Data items
= = =

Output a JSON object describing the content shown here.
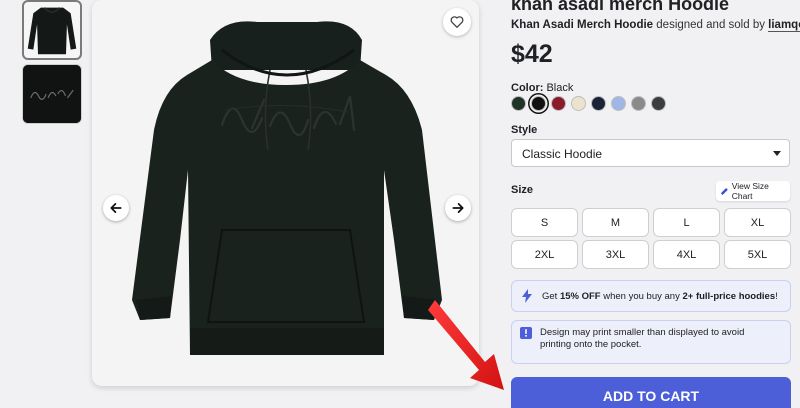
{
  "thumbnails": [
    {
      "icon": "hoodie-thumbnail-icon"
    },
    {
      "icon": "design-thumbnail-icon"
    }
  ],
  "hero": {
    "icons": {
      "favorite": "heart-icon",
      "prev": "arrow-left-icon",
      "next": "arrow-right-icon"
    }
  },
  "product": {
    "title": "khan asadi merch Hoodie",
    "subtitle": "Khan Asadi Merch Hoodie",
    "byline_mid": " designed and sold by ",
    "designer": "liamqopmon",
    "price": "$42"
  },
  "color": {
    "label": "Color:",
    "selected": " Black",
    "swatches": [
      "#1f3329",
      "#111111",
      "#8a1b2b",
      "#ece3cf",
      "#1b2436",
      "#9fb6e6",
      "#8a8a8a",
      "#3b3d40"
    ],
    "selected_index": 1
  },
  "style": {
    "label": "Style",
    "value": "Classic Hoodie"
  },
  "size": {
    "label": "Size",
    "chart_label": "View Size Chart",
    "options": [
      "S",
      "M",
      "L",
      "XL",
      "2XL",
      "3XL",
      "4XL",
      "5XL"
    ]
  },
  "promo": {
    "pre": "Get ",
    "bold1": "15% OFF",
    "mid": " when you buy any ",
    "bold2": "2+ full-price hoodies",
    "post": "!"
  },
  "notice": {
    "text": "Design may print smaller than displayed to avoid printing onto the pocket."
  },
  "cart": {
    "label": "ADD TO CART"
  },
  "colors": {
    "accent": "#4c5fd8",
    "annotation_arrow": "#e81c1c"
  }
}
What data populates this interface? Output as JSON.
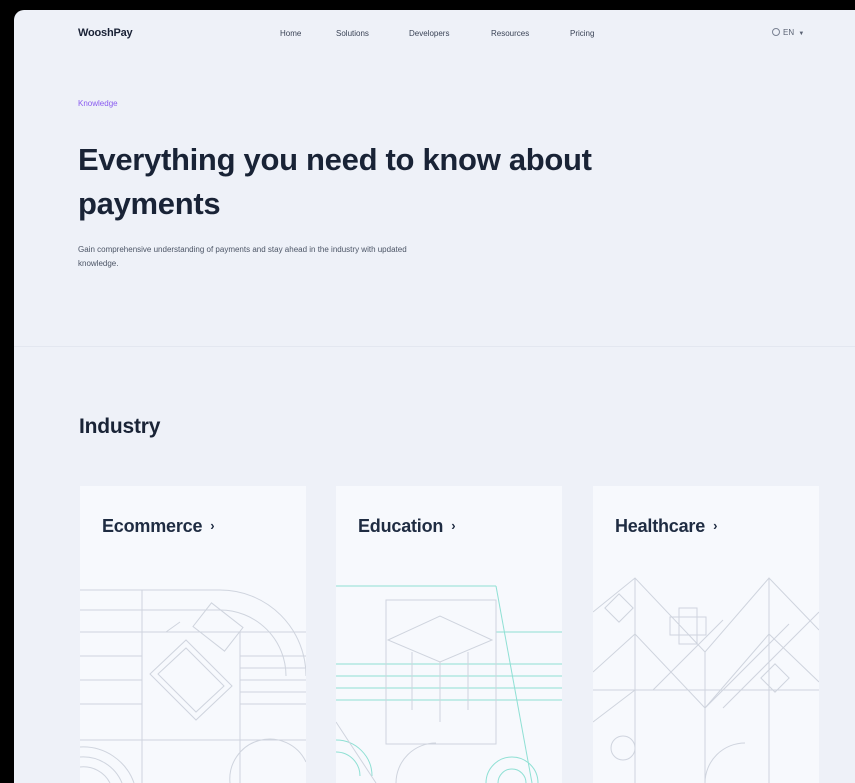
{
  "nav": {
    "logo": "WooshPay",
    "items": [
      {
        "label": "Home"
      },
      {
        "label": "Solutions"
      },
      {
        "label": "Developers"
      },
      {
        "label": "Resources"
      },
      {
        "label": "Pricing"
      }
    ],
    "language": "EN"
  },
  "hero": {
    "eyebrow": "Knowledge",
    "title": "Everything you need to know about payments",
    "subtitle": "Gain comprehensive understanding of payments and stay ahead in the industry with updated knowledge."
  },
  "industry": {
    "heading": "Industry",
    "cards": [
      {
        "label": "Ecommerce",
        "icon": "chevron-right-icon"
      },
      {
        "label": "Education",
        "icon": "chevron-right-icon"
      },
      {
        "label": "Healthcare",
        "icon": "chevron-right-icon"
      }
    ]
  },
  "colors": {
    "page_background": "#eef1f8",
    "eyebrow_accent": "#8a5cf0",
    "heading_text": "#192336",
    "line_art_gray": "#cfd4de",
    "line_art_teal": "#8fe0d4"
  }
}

= = =

What to produce
Return each line from the material above exactly, but not the pictures.

The answer
Output a JSON object describing the content shown here.
{
  "thumbnails": [
    {
      "icon": "hoodie-thumbnail-icon"
    },
    {
      "icon": "design-thumbnail-icon"
    }
  ],
  "hero": {
    "icons": {
      "favorite": "heart-icon",
      "prev": "arrow-left-icon",
      "next": "arrow-right-icon"
    }
  },
  "product": {
    "title": "khan asadi merch Hoodie",
    "subtitle": "Khan Asadi Merch Hoodie",
    "byline_mid": " designed and sold by ",
    "designer": "liamqopmon",
    "price": "$42"
  },
  "color": {
    "label": "Color:",
    "selected": " Black",
    "swatches": [
      "#1f3329",
      "#111111",
      "#8a1b2b",
      "#ece3cf",
      "#1b2436",
      "#9fb6e6",
      "#8a8a8a",
      "#3b3d40"
    ],
    "selected_index": 1
  },
  "style": {
    "label": "Style",
    "value": "Classic Hoodie"
  },
  "size": {
    "label": "Size",
    "chart_label": "View Size Chart",
    "options": [
      "S",
      "M",
      "L",
      "XL",
      "2XL",
      "3XL",
      "4XL",
      "5XL"
    ]
  },
  "promo": {
    "pre": "Get ",
    "bold1": "15% OFF",
    "mid": " when you buy any ",
    "bold2": "2+ full-price hoodies",
    "post": "!"
  },
  "notice": {
    "text": "Design may print smaller than displayed to avoid printing onto the pocket."
  },
  "cart": {
    "label": "ADD TO CART"
  },
  "colors": {
    "accent": "#4c5fd8",
    "annotation_arrow": "#e81c1c"
  }
}
What data populates this interface? Output as JSON.
{
  "nav": {
    "logo": "WooshPay",
    "items": [
      {
        "label": "Home"
      },
      {
        "label": "Solutions"
      },
      {
        "label": "Developers"
      },
      {
        "label": "Resources"
      },
      {
        "label": "Pricing"
      }
    ],
    "language": "EN"
  },
  "hero": {
    "eyebrow": "Knowledge",
    "title": "Everything you need to know about payments",
    "subtitle": "Gain comprehensive understanding of payments and stay ahead in the industry with updated knowledge."
  },
  "industry": {
    "heading": "Industry",
    "cards": [
      {
        "label": "Ecommerce",
        "icon": "chevron-right-icon"
      },
      {
        "label": "Education",
        "icon": "chevron-right-icon"
      },
      {
        "label": "Healthcare",
        "icon": "chevron-right-icon"
      }
    ]
  },
  "colors": {
    "page_background": "#eef1f8",
    "eyebrow_accent": "#8a5cf0",
    "heading_text": "#192336",
    "line_art_gray": "#cfd4de",
    "line_art_teal": "#8fe0d4"
  }
}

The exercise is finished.